### EXERCISE
Give back the full listing, character for character, with no pictures.

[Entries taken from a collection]
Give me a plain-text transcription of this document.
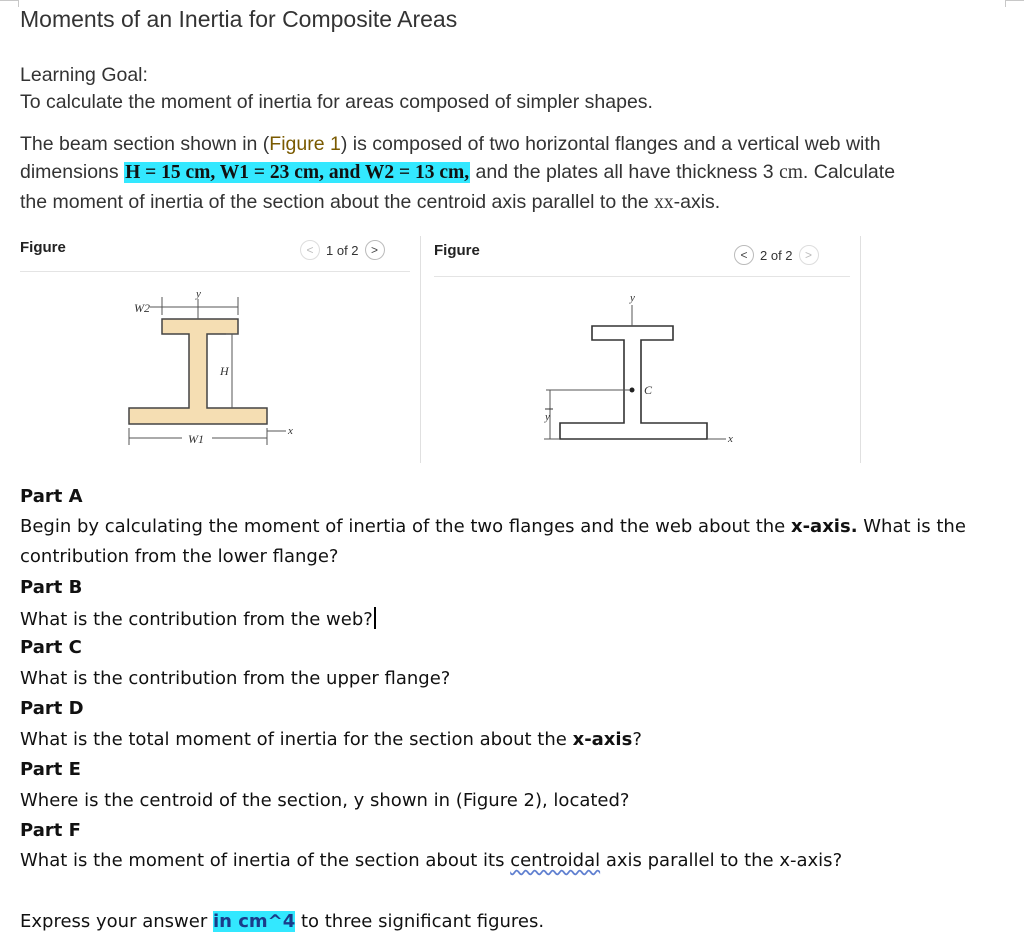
Moments of an Inertia for Composite Areas
Learning Goal:
To calculate the moment of inertia for areas composed of simpler shapes.
The beam section shown in (Figure 1) is composed of two horizontal flanges and a vertical web with
dimensions H = 15 cm, W1 = 23 cm, and W2 = 13 cm, and the plates all have thickness 3 cm. Calculate
the moment of inertia of the section about the centroid axis parallel to the xx-axis.
Figure	< 1 of 2	>
W2
y
H
W1
x
Figure	< 2 of 2	>
y
C
y
x
Part A
Begin by calculating the moment of inertia of the two flanges and the web about the x-axis. What is the
contribution from the lower flange?
Part B
What is the contribution from the web?
Part C
What is the contribution from the upper flange?
Part D
What is the total moment of inertia for the section about the x-axis?
Part E
Where is the centroid of the section, y shown in (Figure 2), located?
Part F
What is the moment of inertia of the section about its centroidal axis parallel to the x-axis?
Express your answer in cm^4 to three significant figures.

### SOLUTION FOR THIS EXERCISE
Give me a plain-text transcription of this document.
Moments of an Inertia for Composite Areas
Learning Goal:
To calculate the moment of inertia for areas composed of simpler shapes.
The beam section shown in (Figure 1) is composed of two horizontal flanges and a vertical web with
dimensions H = 15 cm, W1 = 23 cm, and W2 = 13 cm, and the plates all have thickness 3 cm. Calculate
the moment of inertia of the section about the centroid axis parallel to the xx-axis.
Figure	< 1 of 2	>
W2
y
H
W1
x
Figure	< 2 of 2	>
y
C
y
x
Part A
Begin by calculating the moment of inertia of the two flanges and the web about the x-axis. What is the
contribution from the lower flange?
Part B
What is the contribution from the web?
Part C
What is the contribution from the upper flange?
Part D
What is the total moment of inertia for the section about the x-axis?
Part E
Where is the centroid of the section, y shown in (Figure 2), located?
Part F
What is the moment of inertia of the section about its centroidal axis parallel to the x-axis?
Express your answer in cm^4 to three significant figures.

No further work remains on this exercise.